§ **Given instruction**
Each entry below must be repeated word for word.

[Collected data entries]
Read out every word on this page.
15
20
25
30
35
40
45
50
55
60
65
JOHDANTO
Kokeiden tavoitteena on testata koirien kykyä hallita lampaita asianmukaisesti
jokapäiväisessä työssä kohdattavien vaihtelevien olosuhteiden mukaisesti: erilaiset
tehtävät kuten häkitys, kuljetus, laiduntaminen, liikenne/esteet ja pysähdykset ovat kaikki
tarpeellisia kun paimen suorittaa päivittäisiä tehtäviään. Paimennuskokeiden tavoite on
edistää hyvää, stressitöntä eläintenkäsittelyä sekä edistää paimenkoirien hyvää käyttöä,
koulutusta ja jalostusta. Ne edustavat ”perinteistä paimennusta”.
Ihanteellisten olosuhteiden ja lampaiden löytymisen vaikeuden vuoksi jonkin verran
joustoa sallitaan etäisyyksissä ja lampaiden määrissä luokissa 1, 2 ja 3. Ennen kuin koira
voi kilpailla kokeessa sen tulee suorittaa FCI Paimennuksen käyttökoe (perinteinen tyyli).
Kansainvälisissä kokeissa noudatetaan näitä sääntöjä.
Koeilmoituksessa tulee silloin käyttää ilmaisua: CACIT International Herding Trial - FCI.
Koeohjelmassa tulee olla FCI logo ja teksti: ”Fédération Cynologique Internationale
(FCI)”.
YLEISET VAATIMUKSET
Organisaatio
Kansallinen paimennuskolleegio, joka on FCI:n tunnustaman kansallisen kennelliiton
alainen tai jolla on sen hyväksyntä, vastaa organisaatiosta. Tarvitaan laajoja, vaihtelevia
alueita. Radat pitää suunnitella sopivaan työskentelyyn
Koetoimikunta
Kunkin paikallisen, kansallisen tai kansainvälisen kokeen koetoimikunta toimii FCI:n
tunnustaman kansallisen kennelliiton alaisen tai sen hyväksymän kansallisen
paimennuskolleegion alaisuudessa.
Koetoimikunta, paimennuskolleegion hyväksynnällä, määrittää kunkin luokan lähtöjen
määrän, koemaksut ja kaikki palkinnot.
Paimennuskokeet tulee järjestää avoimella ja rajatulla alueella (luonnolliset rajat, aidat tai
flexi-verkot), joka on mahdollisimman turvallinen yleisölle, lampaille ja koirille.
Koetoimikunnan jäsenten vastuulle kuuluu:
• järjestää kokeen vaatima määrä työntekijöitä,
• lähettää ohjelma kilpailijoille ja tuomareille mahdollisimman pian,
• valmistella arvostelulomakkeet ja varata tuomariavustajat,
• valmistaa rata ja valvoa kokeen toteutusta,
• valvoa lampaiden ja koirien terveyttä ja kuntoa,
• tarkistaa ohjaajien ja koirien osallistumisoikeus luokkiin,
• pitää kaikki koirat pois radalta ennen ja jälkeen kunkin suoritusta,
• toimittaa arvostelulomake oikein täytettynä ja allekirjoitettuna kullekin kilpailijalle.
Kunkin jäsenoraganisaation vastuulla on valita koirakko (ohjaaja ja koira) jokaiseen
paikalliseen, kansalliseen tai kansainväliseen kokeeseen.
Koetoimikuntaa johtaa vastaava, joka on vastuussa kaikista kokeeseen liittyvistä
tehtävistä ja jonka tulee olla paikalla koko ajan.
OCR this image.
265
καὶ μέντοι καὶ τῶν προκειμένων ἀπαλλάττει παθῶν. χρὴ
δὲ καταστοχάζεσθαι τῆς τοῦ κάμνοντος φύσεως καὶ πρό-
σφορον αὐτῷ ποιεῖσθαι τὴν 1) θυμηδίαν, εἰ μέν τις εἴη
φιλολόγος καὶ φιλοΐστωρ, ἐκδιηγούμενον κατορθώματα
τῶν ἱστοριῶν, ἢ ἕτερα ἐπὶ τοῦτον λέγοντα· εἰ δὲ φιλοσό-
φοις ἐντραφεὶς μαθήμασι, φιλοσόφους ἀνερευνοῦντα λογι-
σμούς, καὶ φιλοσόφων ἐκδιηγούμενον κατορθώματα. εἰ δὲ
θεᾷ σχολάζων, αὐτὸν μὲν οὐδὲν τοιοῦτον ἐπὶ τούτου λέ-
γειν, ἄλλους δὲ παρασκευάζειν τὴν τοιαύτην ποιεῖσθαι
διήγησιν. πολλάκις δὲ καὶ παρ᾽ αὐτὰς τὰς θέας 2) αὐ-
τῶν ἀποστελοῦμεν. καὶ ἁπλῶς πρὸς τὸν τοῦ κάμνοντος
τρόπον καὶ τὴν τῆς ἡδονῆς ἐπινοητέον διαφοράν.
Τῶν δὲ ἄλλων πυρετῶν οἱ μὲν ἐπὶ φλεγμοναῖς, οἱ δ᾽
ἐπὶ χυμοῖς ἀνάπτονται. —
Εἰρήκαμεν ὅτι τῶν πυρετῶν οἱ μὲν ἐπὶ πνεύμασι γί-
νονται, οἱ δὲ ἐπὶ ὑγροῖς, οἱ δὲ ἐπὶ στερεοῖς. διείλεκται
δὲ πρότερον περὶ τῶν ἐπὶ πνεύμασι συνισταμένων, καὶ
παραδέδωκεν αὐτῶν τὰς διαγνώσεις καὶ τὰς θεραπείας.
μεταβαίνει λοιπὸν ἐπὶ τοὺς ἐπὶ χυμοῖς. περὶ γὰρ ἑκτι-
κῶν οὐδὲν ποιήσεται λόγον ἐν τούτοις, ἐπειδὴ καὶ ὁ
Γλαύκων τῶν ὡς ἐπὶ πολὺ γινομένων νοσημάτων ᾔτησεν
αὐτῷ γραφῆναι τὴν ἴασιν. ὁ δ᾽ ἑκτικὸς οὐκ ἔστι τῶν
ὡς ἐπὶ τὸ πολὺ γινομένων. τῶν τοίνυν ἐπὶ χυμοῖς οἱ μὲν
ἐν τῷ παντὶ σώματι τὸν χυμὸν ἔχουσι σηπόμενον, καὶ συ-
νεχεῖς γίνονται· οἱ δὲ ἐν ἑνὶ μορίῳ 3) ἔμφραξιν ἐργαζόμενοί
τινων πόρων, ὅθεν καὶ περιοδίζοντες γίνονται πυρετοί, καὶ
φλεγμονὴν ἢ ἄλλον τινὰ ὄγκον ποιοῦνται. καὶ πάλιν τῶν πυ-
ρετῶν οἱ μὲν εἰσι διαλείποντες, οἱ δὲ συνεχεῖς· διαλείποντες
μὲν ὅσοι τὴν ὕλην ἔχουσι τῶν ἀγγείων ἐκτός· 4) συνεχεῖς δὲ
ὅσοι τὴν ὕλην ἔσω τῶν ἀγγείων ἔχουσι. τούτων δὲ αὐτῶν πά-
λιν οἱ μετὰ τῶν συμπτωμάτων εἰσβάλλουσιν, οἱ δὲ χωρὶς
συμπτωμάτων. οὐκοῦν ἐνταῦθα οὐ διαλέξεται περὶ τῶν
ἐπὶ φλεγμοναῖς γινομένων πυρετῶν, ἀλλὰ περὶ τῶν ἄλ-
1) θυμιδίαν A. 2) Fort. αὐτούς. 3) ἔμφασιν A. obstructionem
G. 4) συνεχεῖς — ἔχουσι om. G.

§ **Output**
Read out every word on this page.
15
20
25
30
35
40
45
50
55
60
65
JOHDANTO
Kokeiden tavoitteena on testata koirien kykyä hallita lampaita asianmukaisesti
jokapäiväisessä työssä kohdattavien vaihtelevien olosuhteiden mukaisesti: erilaiset
tehtävät kuten häkitys, kuljetus, laiduntaminen, liikenne/esteet ja pysähdykset ovat kaikki
tarpeellisia kun paimen suorittaa päivittäisiä tehtäviään. Paimennuskokeiden tavoite on
edistää hyvää, stressitöntä eläintenkäsittelyä sekä edistää paimenkoirien hyvää käyttöä,
koulutusta ja jalostusta. Ne edustavat ”perinteistä paimennusta”.
Ihanteellisten olosuhteiden ja lampaiden löytymisen vaikeuden vuoksi jonkin verran
joustoa sallitaan etäisyyksissä ja lampaiden määrissä luokissa 1, 2 ja 3. Ennen kuin koira
voi kilpailla kokeessa sen tulee suorittaa FCI Paimennuksen käyttökoe (perinteinen tyyli).
Kansainvälisissä kokeissa noudatetaan näitä sääntöjä.
Koeilmoituksessa tulee silloin käyttää ilmaisua: CACIT International Herding Trial - FCI.
Koeohjelmassa tulee olla FCI logo ja teksti: ”Fédération Cynologique Internationale
(FCI)”.
YLEISET VAATIMUKSET
Organisaatio
Kansallinen paimennuskolleegio, joka on FCI:n tunnustaman kansallisen kennelliiton
alainen tai jolla on sen hyväksyntä, vastaa organisaatiosta. Tarvitaan laajoja, vaihtelevia
alueita. Radat pitää suunnitella sopivaan työskentelyyn
Koetoimikunta
Kunkin paikallisen, kansallisen tai kansainvälisen kokeen koetoimikunta toimii FCI:n
tunnustaman kansallisen kennelliiton alaisen tai sen hyväksymän kansallisen
paimennuskolleegion alaisuudessa.
Koetoimikunta, paimennuskolleegion hyväksynnällä, määrittää kunkin luokan lähtöjen
määrän, koemaksut ja kaikki palkinnot.
Paimennuskokeet tulee järjestää avoimella ja rajatulla alueella (luonnolliset rajat, aidat tai
flexi-verkot), joka on mahdollisimman turvallinen yleisölle, lampaille ja koirille.
Koetoimikunnan jäsenten vastuulle kuuluu:
• järjestää kokeen vaatima määrä työntekijöitä,
• lähettää ohjelma kilpailijoille ja tuomareille mahdollisimman pian,
• valmistella arvostelulomakkeet ja varata tuomariavustajat,
• valmistaa rata ja valvoa kokeen toteutusta,
• valvoa lampaiden ja koirien terveyttä ja kuntoa,
• tarkistaa ohjaajien ja koirien osallistumisoikeus luokkiin,
• pitää kaikki koirat pois radalta ennen ja jälkeen kunkin suoritusta,
• toimittaa arvostelulomake oikein täytettynä ja allekirjoitettuna kullekin kilpailijalle.
Kunkin jäsenoraganisaation vastuulla on valita koirakko (ohjaaja ja koira) jokaiseen
paikalliseen, kansalliseen tai kansainväliseen kokeeseen.
Koetoimikuntaa johtaa vastaava, joka on vastuussa kaikista kokeeseen liittyvistä
tehtävistä ja jonka tulee olla paikalla koko ajan.
OCR this image.
265
καὶ μέντοι καὶ τῶν προκειμένων ἀπαλλάττει παθῶν. χρὴ
δὲ καταστοχάζεσθαι τῆς τοῦ κάμνοντος φύσεως καὶ πρό-
σφορον αὐτῷ ποιεῖσθαι τὴν 1) θυμηδίαν, εἰ μέν τις εἴη
φιλολόγος καὶ φιλοΐστωρ, ἐκδιηγούμενον κατορθώματα
τῶν ἱστοριῶν, ἢ ἕτερα ἐπὶ τοῦτον λέγοντα· εἰ δὲ φιλοσό-
φοις ἐντραφεὶς μαθήμασι, φιλοσόφους ἀνερευνοῦντα λογι-
σμούς, καὶ φιλοσόφων ἐκδιηγούμενον κατορθώματα. εἰ δὲ
θεᾷ σχολάζων, αὐτὸν μὲν οὐδὲν τοιοῦτον ἐπὶ τούτου λέ-
γειν, ἄλλους δὲ παρασκευάζειν τὴν τοιαύτην ποιεῖσθαι
διήγησιν. πολλάκις δὲ καὶ παρ᾽ αὐτὰς τὰς θέας 2) αὐ-
τῶν ἀποστελοῦμεν. καὶ ἁπλῶς πρὸς τὸν τοῦ κάμνοντος
τρόπον καὶ τὴν τῆς ἡδονῆς ἐπινοητέον διαφοράν.
Τῶν δὲ ἄλλων πυρετῶν οἱ μὲν ἐπὶ φλεγμοναῖς, οἱ δ᾽
ἐπὶ χυμοῖς ἀνάπτονται. —
Εἰρήκαμεν ὅτι τῶν πυρετῶν οἱ μὲν ἐπὶ πνεύμασι γί-
νονται, οἱ δὲ ἐπὶ ὑγροῖς, οἱ δὲ ἐπὶ στερεοῖς. διείλεκται
δὲ πρότερον περὶ τῶν ἐπὶ πνεύμασι συνισταμένων, καὶ
παραδέδωκεν αὐτῶν τὰς διαγνώσεις καὶ τὰς θεραπείας.
μεταβαίνει λοιπὸν ἐπὶ τοὺς ἐπὶ χυμοῖς. περὶ γὰρ ἑκτι-
κῶν οὐδὲν ποιήσεται λόγον ἐν τούτοις, ἐπειδὴ καὶ ὁ
Γλαύκων τῶν ὡς ἐπὶ πολὺ γινομένων νοσημάτων ᾔτησεν
αὐτῷ γραφῆναι τὴν ἴασιν. ὁ δ᾽ ἑκτικὸς οὐκ ἔστι τῶν
ὡς ἐπὶ τὸ πολὺ γινομένων. τῶν τοίνυν ἐπὶ χυμοῖς οἱ μὲν
ἐν τῷ παντὶ σώματι τὸν χυμὸν ἔχουσι σηπόμενον, καὶ συ-
νεχεῖς γίνονται· οἱ δὲ ἐν ἑνὶ μορίῳ 3) ἔμφραξιν ἐργαζόμενοί
τινων πόρων, ὅθεν καὶ περιοδίζοντες γίνονται πυρετοί, καὶ
φλεγμονὴν ἢ ἄλλον τινὰ ὄγκον ποιοῦνται. καὶ πάλιν τῶν πυ-
ρετῶν οἱ μὲν εἰσι διαλείποντες, οἱ δὲ συνεχεῖς· διαλείποντες
μὲν ὅσοι τὴν ὕλην ἔχουσι τῶν ἀγγείων ἐκτός· 4) συνεχεῖς δὲ
ὅσοι τὴν ὕλην ἔσω τῶν ἀγγείων ἔχουσι. τούτων δὲ αὐτῶν πά-
λιν οἱ μετὰ τῶν συμπτωμάτων εἰσβάλλουσιν, οἱ δὲ χωρὶς
συμπτωμάτων. οὐκοῦν ἐνταῦθα οὐ διαλέξεται περὶ τῶν
ἐπὶ φλεγμοναῖς γινομένων πυρετῶν, ἀλλὰ περὶ τῶν ἄλ-
1) θυμιδίαν A. 2) Fort. αὐτούς. 3) ἔμφασιν A. obstructionem
G. 4) συνεχεῖς — ἔχουσι om. G.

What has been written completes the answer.